• [Objective]: Nothing in the data should change when you return it, but leave the pictures out.

-- START --

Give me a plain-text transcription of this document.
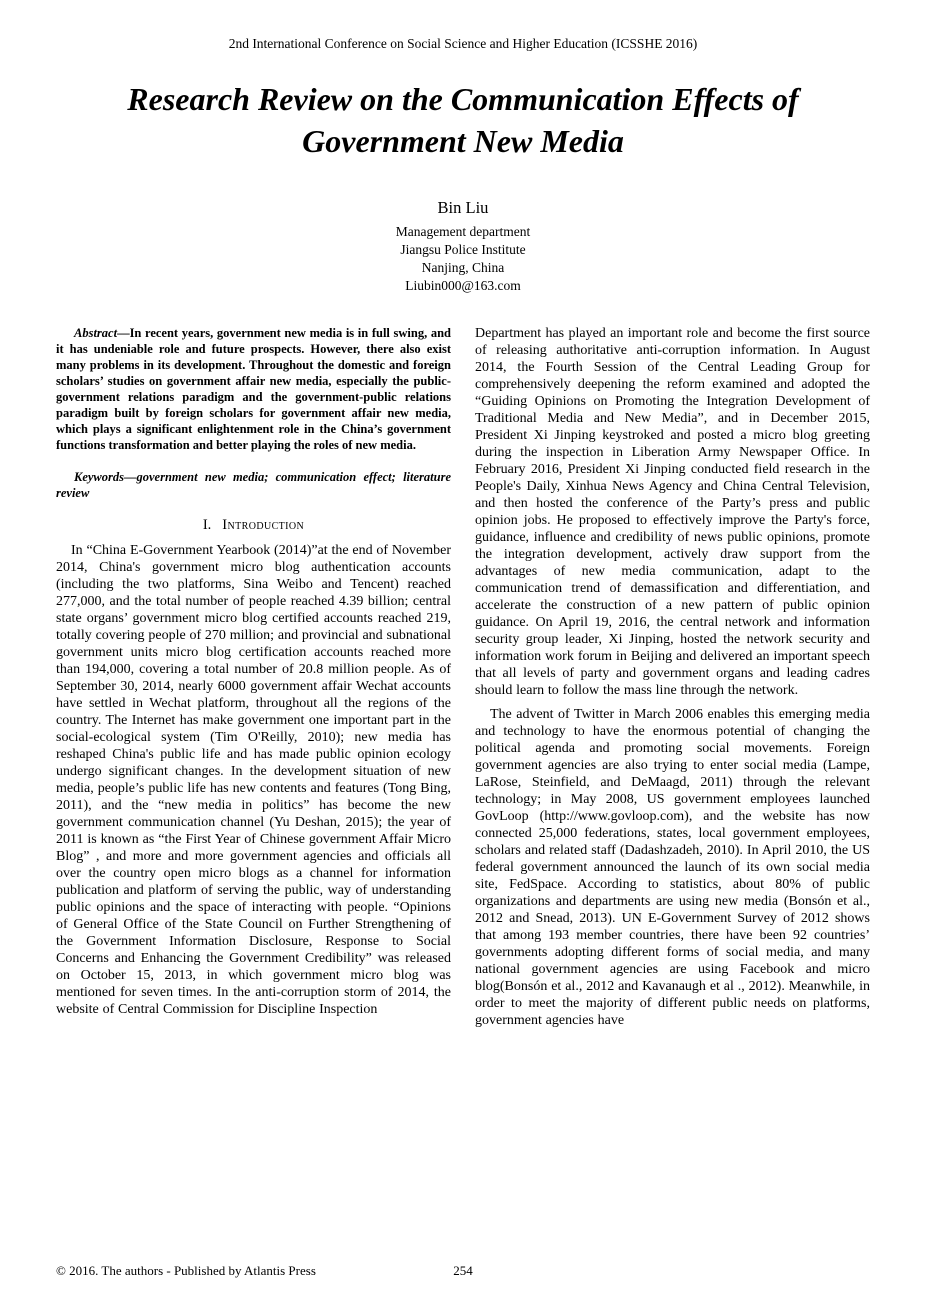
2nd International Conference on Social Science and Higher Education (ICSSHE 2016)
Research Review on the Communication Effects of Government New Media
Bin Liu
Management department
Jiangsu Police Institute
Nanjing, China
Liubin000@163.com

Abstract—In recent years, government new media is in full swing, and it has undeniable role and future prospects. However, there also exist many problems in its development. Throughout the domestic and foreign scholars’ studies on government affair new media, especially the public-government relations paradigm and the government-public relations paradigm built by foreign scholars for government affair new media, which plays a significant enlightenment role in the China’s government functions transformation and better playing the roles of new media.

Keywords—government new media; communication effect; literature review

I. Introduction

In “China E-Government Yearbook (2014)”at the end of November 2014, China's government micro blog authentication accounts (including the two platforms, Sina Weibo and Tencent) reached 277,000, and the total number of people reached 4.39 billion; central state organs’ government micro blog certified accounts reached 219, totally covering people of 270 million; and provincial and subnational government units micro blog certification accounts reached more than 194,000, covering a total number of 20.8 million people. As of September 30, 2014, nearly 6000 government affair Wechat accounts have settled in Wechat platform, throughout all the regions of the country. The Internet has make government one important part in the social-ecological system (Tim O'Reilly, 2010); new media has reshaped China's public life and has made public opinion ecology undergo significant changes. In the development situation of new media, people’s public life has new contents and features (Tong Bing, 2011), and the “new media in politics” has become the new government communication channel (Yu Deshan, 2015); the year of 2011 is known as “the First Year of Chinese government Affair Micro Blog” , and more and more government agencies and officials all over the country open micro blogs as a channel for information publication and platform of serving the public, way of understanding public opinions and the space of interacting with people. “Opinions of General Office of the State Council on Further Strengthening of the Government Information Disclosure, Response to Social Concerns and Enhancing the Government Credibility” was released on October 15, 2013, in which government micro blog was mentioned for seven times. In the anti-corruption storm of 2014, the website of Central Commission for Discipline Inspection

Department has played an important role and become the first source of releasing authoritative anti-corruption information. In August 2014, the Fourth Session of the Central Leading Group for comprehensively deepening the reform examined and adopted the “Guiding Opinions on Promoting the Integration Development of Traditional Media and New Media”, and in December 2015, President Xi Jinping keystroked and posted a micro blog greeting during the inspection in Liberation Army Newspaper Office. In February 2016, President Xi Jinping conducted field research in the People's Daily, Xinhua News Agency and China Central Television, and then hosted the conference of the Party’s press and public opinion jobs. He proposed to effectively improve the Party's force, guidance, influence and credibility of news public opinions, promote the integration development, actively draw support from the advantages of new media communication, adapt to the communication trend of demassification and differentiation, and accelerate the construction of a new pattern of public opinion guidance. On April 19, 2016, the central network and information security group leader, Xi Jinping, hosted the network security and information work forum in Beijing and delivered an important speech that all levels of party and government organs and leading cadres should learn to follow the mass line through the network.

The advent of Twitter in March 2006 enables this emerging media and technology to have the enormous potential of changing the political agenda and promoting social movements. Foreign government agencies are also trying to enter social media (Lampe, LaRose, Steinfield, and DeMaagd, 2011) through the relevant technology; in May 2008, US government employees launched GovLoop (http://www.govloop.com), and the website has now connected 25,000 federations, states, local government employees, scholars and related staff (Dadashzadeh, 2010). In April 2010, the US federal government announced the launch of its own social media site, FedSpace. According to statistics, about 80% of public organizations and departments are using new media (Bonsón et al., 2012 and Snead, 2013). UN E-Government Survey of 2012 shows that among 193 member countries, there have been 92 countries’ governments adopting different forms of social media, and many national government agencies are using Facebook and micro blog(Bonsón et al., 2012 and Kavanaugh et al ., 2012). Meanwhile, in order to meet the majority of different public needs on platforms, government agencies have

© 2016. The authors - Published by Atlantis Press	254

-- END --

• [Exercise answer]:
Give me a plain-text transcription of this document.
2nd International Conference on Social Science and Higher Education (ICSSHE 2016)
Research Review on the Communication Effects of Government New Media
Bin Liu
Management department
Jiangsu Police Institute
Nanjing, China
Liubin000@163.com

Abstract—In recent years, government new media is in full swing, and it has undeniable role and future prospects. However, there also exist many problems in its development. Throughout the domestic and foreign scholars’ studies on government affair new media, especially the public-government relations paradigm and the government-public relations paradigm built by foreign scholars for government affair new media, which plays a significant enlightenment role in the China’s government functions transformation and better playing the roles of new media.

Keywords—government new media; communication effect; literature review

I. Introduction

In “China E-Government Yearbook (2014)”at the end of November 2014, China's government micro blog authentication accounts (including the two platforms, Sina Weibo and Tencent) reached 277,000, and the total number of people reached 4.39 billion; central state organs’ government micro blog certified accounts reached 219, totally covering people of 270 million; and provincial and subnational government units micro blog certification accounts reached more than 194,000, covering a total number of 20.8 million people. As of September 30, 2014, nearly 6000 government affair Wechat accounts have settled in Wechat platform, throughout all the regions of the country. The Internet has make government one important part in the social-ecological system (Tim O'Reilly, 2010); new media has reshaped China's public life and has made public opinion ecology undergo significant changes. In the development situation of new media, people’s public life has new contents and features (Tong Bing, 2011), and the “new media in politics” has become the new government communication channel (Yu Deshan, 2015); the year of 2011 is known as “the First Year of Chinese government Affair Micro Blog” , and more and more government agencies and officials all over the country open micro blogs as a channel for information publication and platform of serving the public, way of understanding public opinions and the space of interacting with people. “Opinions of General Office of the State Council on Further Strengthening of the Government Information Disclosure, Response to Social Concerns and Enhancing the Government Credibility” was released on October 15, 2013, in which government micro blog was mentioned for seven times. In the anti-corruption storm of 2014, the website of Central Commission for Discipline Inspection

Department has played an important role and become the first source of releasing authoritative anti-corruption information. In August 2014, the Fourth Session of the Central Leading Group for comprehensively deepening the reform examined and adopted the “Guiding Opinions on Promoting the Integration Development of Traditional Media and New Media”, and in December 2015, President Xi Jinping keystroked and posted a micro blog greeting during the inspection in Liberation Army Newspaper Office. In February 2016, President Xi Jinping conducted field research in the People's Daily, Xinhua News Agency and China Central Television, and then hosted the conference of the Party’s press and public opinion jobs. He proposed to effectively improve the Party's force, guidance, influence and credibility of news public opinions, promote the integration development, actively draw support from the advantages of new media communication, adapt to the communication trend of demassification and differentiation, and accelerate the construction of a new pattern of public opinion guidance. On April 19, 2016, the central network and information security group leader, Xi Jinping, hosted the network security and information work forum in Beijing and delivered an important speech that all levels of party and government organs and leading cadres should learn to follow the mass line through the network.

The advent of Twitter in March 2006 enables this emerging media and technology to have the enormous potential of changing the political agenda and promoting social movements. Foreign government agencies are also trying to enter social media (Lampe, LaRose, Steinfield, and DeMaagd, 2011) through the relevant technology; in May 2008, US government employees launched GovLoop (http://www.govloop.com), and the website has now connected 25,000 federations, states, local government employees, scholars and related staff (Dadashzadeh, 2010). In April 2010, the US federal government announced the launch of its own social media site, FedSpace. According to statistics, about 80% of public organizations and departments are using new media (Bonsón et al., 2012 and Snead, 2013). UN E-Government Survey of 2012 shows that among 193 member countries, there have been 92 countries’ governments adopting different forms of social media, and many national government agencies are using Facebook and micro blog(Bonsón et al., 2012 and Kavanaugh et al ., 2012). Meanwhile, in order to meet the majority of different public needs on platforms, government agencies have

© 2016. The authors - Published by Atlantis Press	254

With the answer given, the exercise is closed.